> Written problem
Set down the lines of the listing verbatim, from the line holding "member-panel: 2 <box>315 5 620 197</box>" through the line holding "map-canvas <box>1 208 304 396</box>", both included.

> Records for the task
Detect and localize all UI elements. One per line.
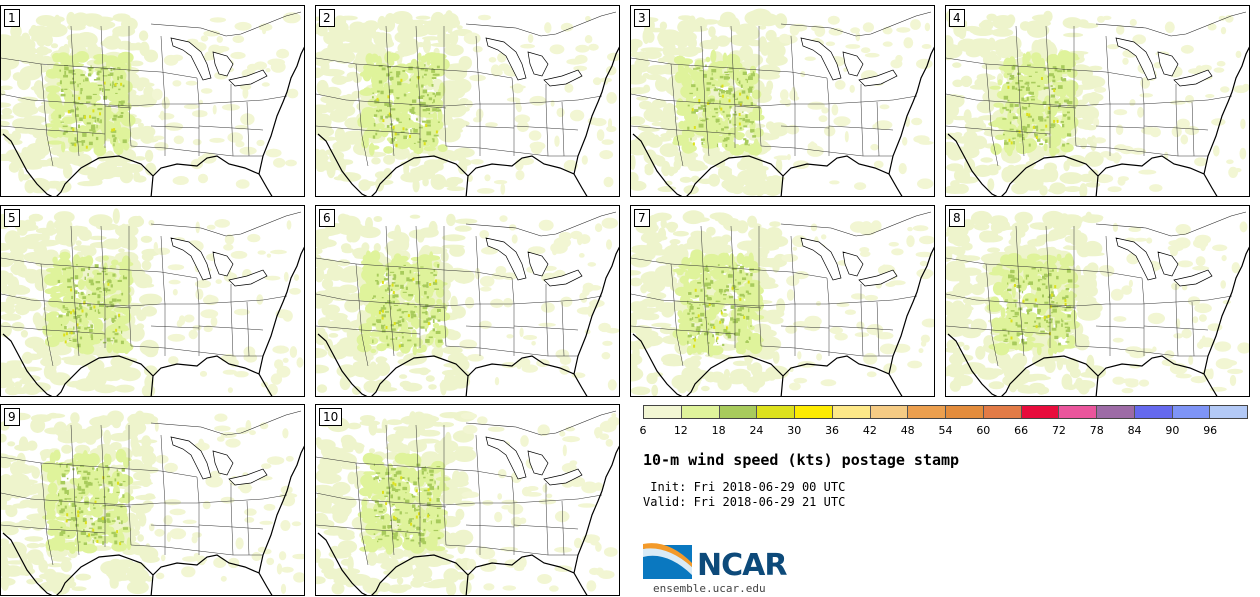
member-panel: 2 <box>315 5 620 197</box>
member-label: 9 <box>4 408 20 426</box>
colorbar-ticks: 6 12 18 24 30 36 42 48 54 60 66 72 78 84 90 96 <box>639 424 1248 438</box>
colorbar-tick-label: 78 <box>1089 424 1104 437</box>
map-canvas <box>631 210 934 396</box>
map-canvas <box>1 410 304 595</box>
colorbar-tick-label: 66 <box>1014 424 1029 437</box>
member-label: 6 <box>319 209 335 227</box>
map-canvas <box>1 11 304 196</box>
colorbar-tick-label: 12 <box>673 424 688 437</box>
map-canvas <box>1 208 304 396</box>
site-url: ensemble.ucar.edu <box>653 582 766 595</box>
colorbar-swatch <box>1134 406 1173 418</box>
colorbar-swatch <box>870 406 909 418</box>
member-panel: 9 <box>0 404 305 596</box>
colorbar-tick-label: 96 <box>1203 424 1218 437</box>
colorbar-swatch <box>1021 406 1060 418</box>
valid-time: Valid: Fri 2018-06-29 21 UTC <box>643 495 846 509</box>
map-canvas <box>946 210 1249 396</box>
colorbar-tick-label: 54 <box>938 424 953 437</box>
member-panel: 6 <box>315 205 620 397</box>
colorbar-tick-label: 30 <box>787 424 802 437</box>
member-panel: 7 <box>630 205 935 397</box>
colorbar-swatch <box>1210 406 1247 418</box>
member-panel: 5 <box>0 205 305 397</box>
colorbar-swatch <box>1097 406 1135 418</box>
colorbar-swatch <box>1172 406 1211 418</box>
colorbar-swatch <box>681 406 720 418</box>
plot-title: 10-m wind speed (kts) postage stamp <box>643 451 960 469</box>
colorbar <box>643 405 1248 419</box>
colorbar-tick-label: 60 <box>976 424 991 437</box>
colorbar-swatch <box>1059 406 1097 418</box>
member-label: 3 <box>634 9 650 27</box>
colorbar-tick-label: 6 <box>639 424 647 437</box>
member-panel: 10 <box>315 404 620 596</box>
member-label: 5 <box>4 209 20 227</box>
member-label: 4 <box>949 9 965 27</box>
map-canvas <box>316 10 619 196</box>
colorbar-tick-label: 24 <box>749 424 764 437</box>
map-canvas <box>316 211 619 396</box>
colorbar-swatch <box>983 406 1022 418</box>
colorbar-tick-label: 72 <box>1051 424 1066 437</box>
member-panel: 3 <box>630 5 935 197</box>
member-panel: 8 <box>945 205 1250 397</box>
map-canvas <box>946 8 1249 196</box>
colorbar-tick-label: 90 <box>1165 424 1180 437</box>
colorbar-swatch <box>832 406 871 418</box>
colorbar-tick-label: 18 <box>711 424 726 437</box>
colorbar-swatch <box>719 406 758 418</box>
member-label: 10 <box>319 408 343 426</box>
colorbar-tick-label: 48 <box>900 424 915 437</box>
member-label: 8 <box>949 209 965 227</box>
init-time: Init: Fri 2018-06-29 00 UTC <box>643 480 846 494</box>
colorbar-swatch <box>757 406 795 418</box>
member-label: 2 <box>319 9 335 27</box>
map-canvas <box>316 410 619 595</box>
colorbar-swatch <box>946 406 984 418</box>
member-label: 1 <box>4 9 20 27</box>
member-panel: 4 <box>945 5 1250 197</box>
colorbar-tick-label: 36 <box>825 424 840 437</box>
logo-text: NCAR <box>697 548 787 583</box>
colorbar-swatch <box>795 406 833 418</box>
colorbar-swatch <box>908 406 946 418</box>
member-label: 7 <box>634 209 650 227</box>
map-canvas <box>631 8 934 196</box>
colorbar-tick-label: 84 <box>1127 424 1142 437</box>
member-panel: 1 <box>0 5 305 197</box>
colorbar-swatch <box>644 406 682 418</box>
ncar-logo-icon <box>643 543 692 579</box>
colorbar-tick-label: 42 <box>862 424 877 437</box>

> Written response
member-panel: 2 <box>315 5 620 197</box>
member-label: 9 <box>4 408 20 426</box>
colorbar-ticks: 6 12 18 24 30 36 42 48 54 60 66 72 78 84 90 96 <box>639 424 1248 438</box>
colorbar-tick-label: 78 <box>1089 424 1104 437</box>
map-canvas <box>631 210 934 396</box>
map-canvas <box>1 410 304 595</box>
colorbar-tick-label: 66 <box>1014 424 1029 437</box>
member-label: 6 <box>319 209 335 227</box>
map-canvas <box>1 11 304 196</box>
colorbar-tick-label: 12 <box>673 424 688 437</box>
map-canvas <box>1 208 304 396</box>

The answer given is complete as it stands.